Required task: Exclude the pictures; give every entry again exactly as written.

Material provided:

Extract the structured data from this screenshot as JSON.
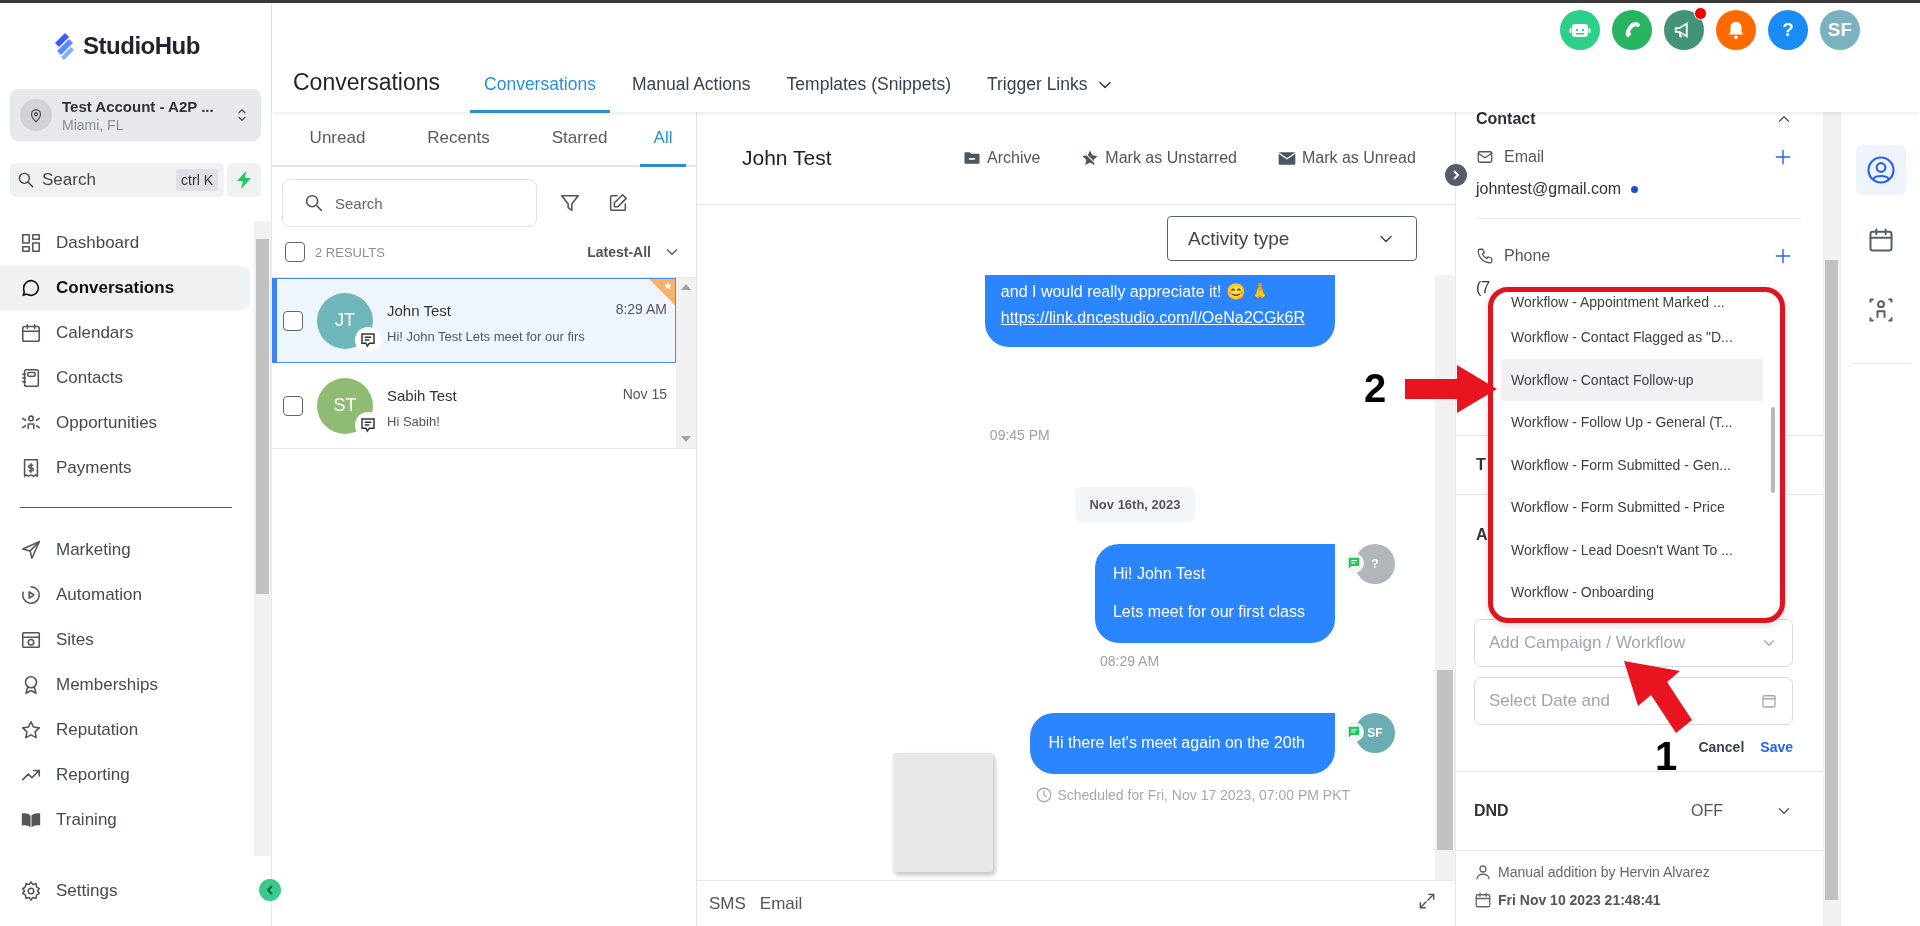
{
  "brand": {
    "name": "StudioHub"
  },
  "account": {
    "name": "Test Account - A2P ...",
    "location": "Miami, FL"
  },
  "sidebar_search": {
    "placeholder": "Search",
    "shortcut": "ctrl K"
  },
  "sidebar": {
    "items": [
      {
        "label": "Dashboard",
        "selected": false
      },
      {
        "label": "Conversations",
        "selected": true
      },
      {
        "label": "Calendars",
        "selected": false
      },
      {
        "label": "Contacts",
        "selected": false
      },
      {
        "label": "Opportunities",
        "selected": false
      },
      {
        "label": "Payments",
        "selected": false
      }
    ],
    "items_2": [
      {
        "label": "Marketing",
        "selected": false
      },
      {
        "label": "Automation",
        "selected": false
      },
      {
        "label": "Sites",
        "selected": false
      },
      {
        "label": "Memberships",
        "selected": false
      },
      {
        "label": "Reputation",
        "selected": false
      },
      {
        "label": "Reporting",
        "selected": false
      },
      {
        "label": "Training",
        "selected": false
      }
    ],
    "settings": "Settings"
  },
  "header": {
    "title": "Conversations",
    "tabs": [
      {
        "label": "Conversations",
        "selected": true
      },
      {
        "label": "Manual Actions",
        "selected": false
      },
      {
        "label": "Templates (Snippets)",
        "selected": false
      },
      {
        "label": "Trigger Links",
        "selected": false
      }
    ],
    "icons": [
      {
        "kind": "bot",
        "badge": false
      },
      {
        "kind": "phone",
        "badge": false
      },
      {
        "kind": "megaphone",
        "badge": true
      },
      {
        "kind": "bell",
        "badge": false
      },
      {
        "kind": "help",
        "text": "?",
        "badge": false
      },
      {
        "kind": "avatar",
        "text": "SF",
        "badge": false
      }
    ]
  },
  "inbox": {
    "tabs": [
      {
        "label": "Unread",
        "selected": false
      },
      {
        "label": "Recents",
        "selected": false
      },
      {
        "label": "Starred",
        "selected": false
      },
      {
        "label": "All",
        "selected": true
      }
    ],
    "search": {
      "placeholder": "Search"
    },
    "select_all": {
      "checked": false
    },
    "results": "2 RESULTS",
    "sort": "Latest-All",
    "conversations": [
      {
        "initials": "JT",
        "name": "John Test",
        "time": "8:29 AM",
        "preview": "Hi! John Test Lets meet for our firs",
        "color": "#6fb6ba",
        "selected": true,
        "checked": false,
        "starred": true
      },
      {
        "initials": "ST",
        "name": "Sabih Test",
        "time": "Nov 15",
        "preview": "Hi Sabih!",
        "color": "#8fbc72",
        "selected": false,
        "checked": false,
        "starred": false
      }
    ]
  },
  "chat": {
    "contact": "John Test",
    "actions": [
      "Archive",
      "Mark as Unstarred",
      "Mark as Unread"
    ],
    "activity_filter": {
      "placeholder": "Activity type"
    },
    "messages": [
      {
        "kind": "message",
        "lines": [
          "and I would really appreciate it! 😊 🙏"
        ],
        "link": "https://link.dncestudio.com/l/OeNa2CGk6R",
        "time": "09:45 PM"
      },
      {
        "kind": "date",
        "text": "Nov 16th, 2023"
      },
      {
        "kind": "message",
        "lines": [
          "Hi! John Test",
          "Lets meet for our first class"
        ],
        "avatar": "?",
        "color": "#b1b6bb",
        "time": "08:29 AM"
      },
      {
        "kind": "message",
        "lines": [
          "Hi there let's meet again on the 20th"
        ],
        "avatar": "SF",
        "color": "#6aaeb4",
        "scheduled": "Scheduled for Fri, Nov 17 2023, 07:00 PM PKT"
      }
    ],
    "composer": {
      "channels": [
        "SMS",
        "Email"
      ]
    }
  },
  "contact_panel": {
    "title": "Contact",
    "email_label": "Email",
    "email": "johntest@gmail.com",
    "email_primary": true,
    "phone_label": "Phone",
    "phone": "(7",
    "section_1": "T",
    "section_2": "A",
    "campaign_field": {
      "placeholder": "Add Campaign / Workflow"
    },
    "date_field": {
      "placeholder": "Select Date and"
    },
    "buttons": [
      "Cancel",
      "Save"
    ],
    "dnd": {
      "label": "DND",
      "value": "OFF"
    },
    "history": {
      "note": "Manual addition by Hervin Alvarez",
      "date": "Fri Nov 10 2023 21:48:41"
    }
  },
  "workflow_menu": {
    "items": [
      {
        "label": "Workflow - Appointment Marked ...",
        "selected": false
      },
      {
        "label": "Workflow - Contact Flagged as \"D...",
        "selected": false
      },
      {
        "label": "Workflow - Contact Follow-up",
        "selected": true
      },
      {
        "label": "Workflow - Follow Up - General (T...",
        "selected": false
      },
      {
        "label": "Workflow - Form Submitted - Gen...",
        "selected": false
      },
      {
        "label": "Workflow - Form Submitted - Price",
        "selected": false
      },
      {
        "label": "Workflow - Lead Doesn't Want To ...",
        "selected": false
      },
      {
        "label": "Workflow - Onboarding",
        "selected": false
      }
    ]
  },
  "annotations": [
    {
      "kind": "arrow_right",
      "label": "2"
    },
    {
      "kind": "arrow_up",
      "label": "1"
    }
  ]
}
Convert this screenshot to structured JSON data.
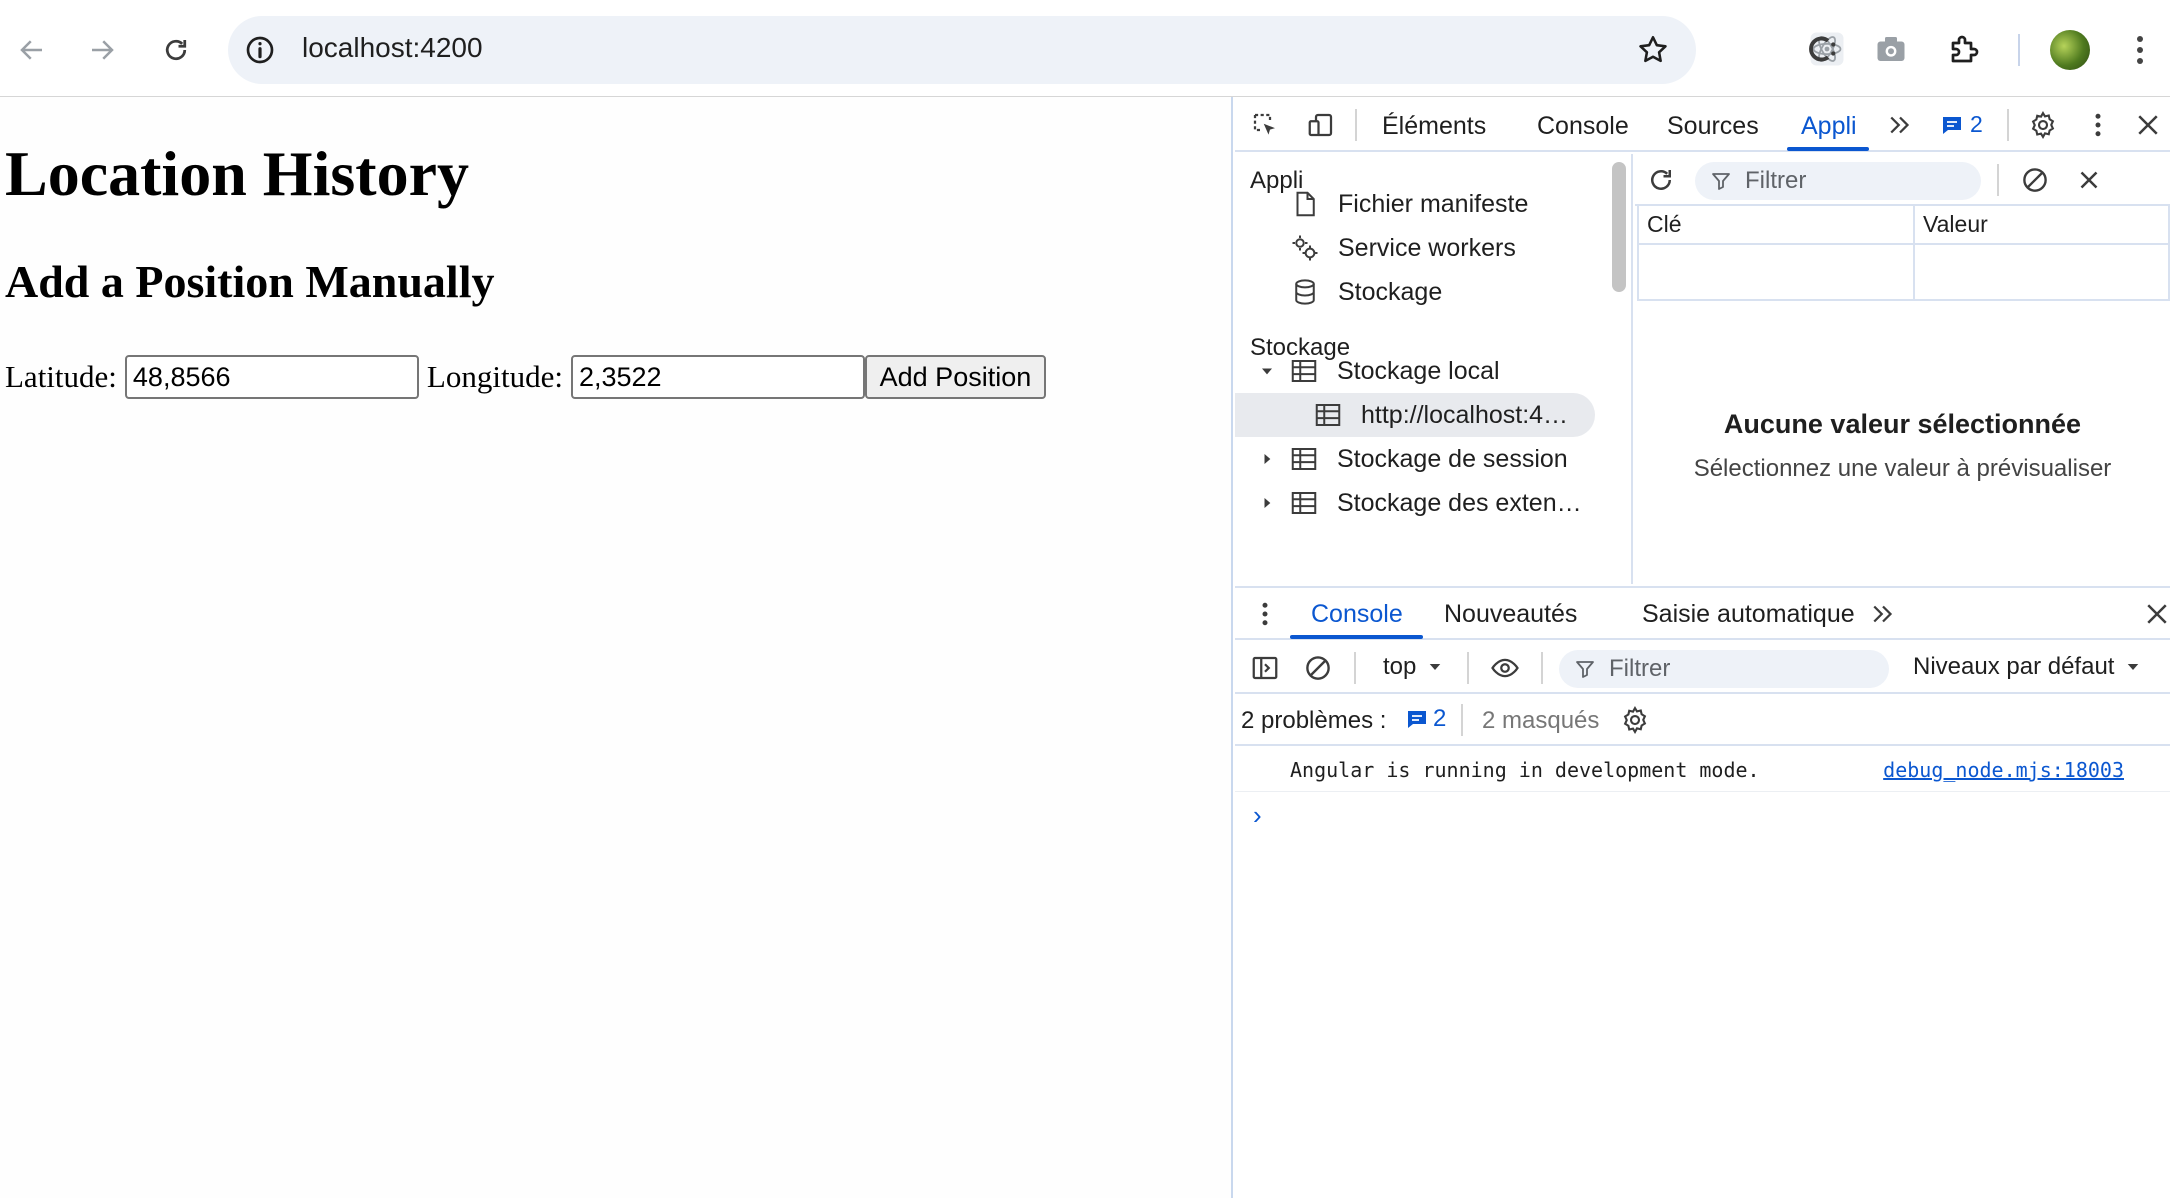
{
  "browser": {
    "url": "localhost:4200"
  },
  "page": {
    "title": "Location History",
    "subtitle": "Add a Position Manually",
    "form": {
      "latitude_label": "Latitude:",
      "latitude_value": "48,8566",
      "longitude_label": "Longitude:",
      "longitude_value": "2,3522",
      "add_button": "Add Position"
    }
  },
  "devtools": {
    "tabs": [
      {
        "label": "Éléments"
      },
      {
        "label": "Console"
      },
      {
        "label": "Sources"
      },
      {
        "label": "Appli",
        "active": true
      }
    ],
    "more_tabs": "»",
    "issues_count": "2",
    "sidebar": {
      "app_heading": "Appli",
      "app_items": [
        "Fichier manifeste",
        "Service workers",
        "Stockage"
      ],
      "storage_heading": "Stockage",
      "storage_items": [
        "Stockage local",
        "http://localhost:4…",
        "Stockage de session",
        "Stockage des exten…"
      ]
    },
    "storage_pane": {
      "filter_placeholder": "Filtrer",
      "columns": [
        "Clé",
        "Valeur"
      ],
      "empty_title": "Aucune valeur sélectionnée",
      "empty_subtitle": "Sélectionnez une valeur à prévisualiser"
    },
    "drawer": {
      "tabs": [
        "Console",
        "Nouveautés",
        "Saisie automatique"
      ],
      "context": "top",
      "filter_placeholder": "Filtrer",
      "levels": "Niveaux par défaut",
      "problems_label": "2 problèmes :",
      "problems_count": "2",
      "hidden_label": "2 masqués",
      "log_message": "Angular is running in development mode.",
      "log_source": "debug_node.mjs:18003",
      "prompt": "›"
    },
    "accent_color": "#0b57d0"
  }
}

Solution to this exercise:
Extract the structured data from this screenshot as JSON.
{
  "brand": {
    "name": "StudioHub"
  },
  "account": {
    "name": "Test Account - A2P ...",
    "location": "Miami, FL"
  },
  "sidebar_search": {
    "placeholder": "Search",
    "shortcut": "ctrl K"
  },
  "sidebar": {
    "items": [
      {
        "label": "Dashboard",
        "selected": false
      },
      {
        "label": "Conversations",
        "selected": true
      },
      {
        "label": "Calendars",
        "selected": false
      },
      {
        "label": "Contacts",
        "selected": false
      },
      {
        "label": "Opportunities",
        "selected": false
      },
      {
        "label": "Payments",
        "selected": false
      }
    ],
    "items_2": [
      {
        "label": "Marketing",
        "selected": false
      },
      {
        "label": "Automation",
        "selected": false
      },
      {
        "label": "Sites",
        "selected": false
      },
      {
        "label": "Memberships",
        "selected": false
      },
      {
        "label": "Reputation",
        "selected": false
      },
      {
        "label": "Reporting",
        "selected": false
      },
      {
        "label": "Training",
        "selected": false
      }
    ],
    "settings": "Settings"
  },
  "header": {
    "title": "Conversations",
    "tabs": [
      {
        "label": "Conversations",
        "selected": true
      },
      {
        "label": "Manual Actions",
        "selected": false
      },
      {
        "label": "Templates (Snippets)",
        "selected": false
      },
      {
        "label": "Trigger Links",
        "selected": false
      }
    ],
    "icons": [
      {
        "kind": "bot",
        "badge": false
      },
      {
        "kind": "phone",
        "badge": false
      },
      {
        "kind": "megaphone",
        "badge": true
      },
      {
        "kind": "bell",
        "badge": false
      },
      {
        "kind": "help",
        "text": "?",
        "badge": false
      },
      {
        "kind": "avatar",
        "text": "SF",
        "badge": false
      }
    ]
  },
  "inbox": {
    "tabs": [
      {
        "label": "Unread",
        "selected": false
      },
      {
        "label": "Recents",
        "selected": false
      },
      {
        "label": "Starred",
        "selected": false
      },
      {
        "label": "All",
        "selected": true
      }
    ],
    "search": {
      "placeholder": "Search"
    },
    "select_all": {
      "checked": false
    },
    "results": "2 RESULTS",
    "sort": "Latest-All",
    "conversations": [
      {
        "initials": "JT",
        "name": "John Test",
        "time": "8:29 AM",
        "preview": "Hi! John Test Lets meet for our firs",
        "color": "#6fb6ba",
        "selected": true,
        "checked": false,
        "starred": true
      },
      {
        "initials": "ST",
        "name": "Sabih Test",
        "time": "Nov 15",
        "preview": "Hi Sabih!",
        "color": "#8fbc72",
        "selected": false,
        "checked": false,
        "starred": false
      }
    ]
  },
  "chat": {
    "contact": "John Test",
    "actions": [
      "Archive",
      "Mark as Unstarred",
      "Mark as Unread"
    ],
    "activity_filter": {
      "placeholder": "Activity type"
    },
    "messages": [
      {
        "kind": "message",
        "lines": [
          "and I would really appreciate it! 😊 🙏"
        ],
        "link": "https://link.dncestudio.com/l/OeNa2CGk6R",
        "time": "09:45 PM"
      },
      {
        "kind": "date",
        "text": "Nov 16th, 2023"
      },
      {
        "kind": "message",
        "lines": [
          "Hi! John Test",
          "Lets meet for our first class"
        ],
        "avatar": "?",
        "color": "#b1b6bb",
        "time": "08:29 AM"
      },
      {
        "kind": "message",
        "lines": [
          "Hi there let's meet again on the 20th"
        ],
        "avatar": "SF",
        "color": "#6aaeb4",
        "scheduled": "Scheduled for Fri, Nov 17 2023, 07:00 PM PKT"
      }
    ],
    "composer": {
      "channels": [
        "SMS",
        "Email"
      ]
    }
  },
  "contact_panel": {
    "title": "Contact",
    "email_label": "Email",
    "email": "johntest@gmail.com",
    "email_primary": true,
    "phone_label": "Phone",
    "phone": "(7",
    "section_1": "T",
    "section_2": "A",
    "campaign_field": {
      "placeholder": "Add Campaign / Workflow"
    },
    "date_field": {
      "placeholder": "Select Date and"
    },
    "buttons": [
      "Cancel",
      "Save"
    ],
    "dnd": {
      "label": "DND",
      "value": "OFF"
    },
    "history": {
      "note": "Manual addition by Hervin Alvarez",
      "date": "Fri Nov 10 2023 21:48:41"
    }
  },
  "workflow_menu": {
    "items": [
      {
        "label": "Workflow - Appointment Marked ...",
        "selected": false
      },
      {
        "label": "Workflow - Contact Flagged as \"D...",
        "selected": false
      },
      {
        "label": "Workflow - Contact Follow-up",
        "selected": true
      },
      {
        "label": "Workflow - Follow Up - General (T...",
        "selected": false
      },
      {
        "label": "Workflow - Form Submitted - Gen...",
        "selected": false
      },
      {
        "label": "Workflow - Form Submitted - Price",
        "selected": false
      },
      {
        "label": "Workflow - Lead Doesn't Want To ...",
        "selected": false
      },
      {
        "label": "Workflow - Onboarding",
        "selected": false
      }
    ]
  },
  "annotations": [
    {
      "kind": "arrow_right",
      "label": "2"
    },
    {
      "kind": "arrow_up",
      "label": "1"
    }
  ]
}
Convert this screenshot to structured JSON data.
{
  "browser": {
    "url": "localhost:4200"
  },
  "page": {
    "title": "Location History",
    "subtitle": "Add a Position Manually",
    "form": {
      "latitude_label": "Latitude:",
      "latitude_value": "48,8566",
      "longitude_label": "Longitude:",
      "longitude_value": "2,3522",
      "add_button": "Add Position"
    }
  },
  "devtools": {
    "tabs": [
      {
        "label": "Éléments"
      },
      {
        "label": "Console"
      },
      {
        "label": "Sources"
      },
      {
        "label": "Appli",
        "active": true
      }
    ],
    "more_tabs": "»",
    "issues_count": "2",
    "sidebar": {
      "app_heading": "Appli",
      "app_items": [
        "Fichier manifeste",
        "Service workers",
        "Stockage"
      ],
      "storage_heading": "Stockage",
      "storage_items": [
        "Stockage local",
        "http://localhost:4…",
        "Stockage de session",
        "Stockage des exten…"
      ]
    },
    "storage_pane": {
      "filter_placeholder": "Filtrer",
      "columns": [
        "Clé",
        "Valeur"
      ],
      "empty_title": "Aucune valeur sélectionnée",
      "empty_subtitle": "Sélectionnez une valeur à prévisualiser"
    },
    "drawer": {
      "tabs": [
        "Console",
        "Nouveautés",
        "Saisie automatique"
      ],
      "context": "top",
      "filter_placeholder": "Filtrer",
      "levels": "Niveaux par défaut",
      "problems_label": "2 problèmes :",
      "problems_count": "2",
      "hidden_label": "2 masqués",
      "log_message": "Angular is running in development mode.",
      "log_source": "debug_node.mjs:18003",
      "prompt": "›"
    },
    "accent_color": "#0b57d0"
  }
}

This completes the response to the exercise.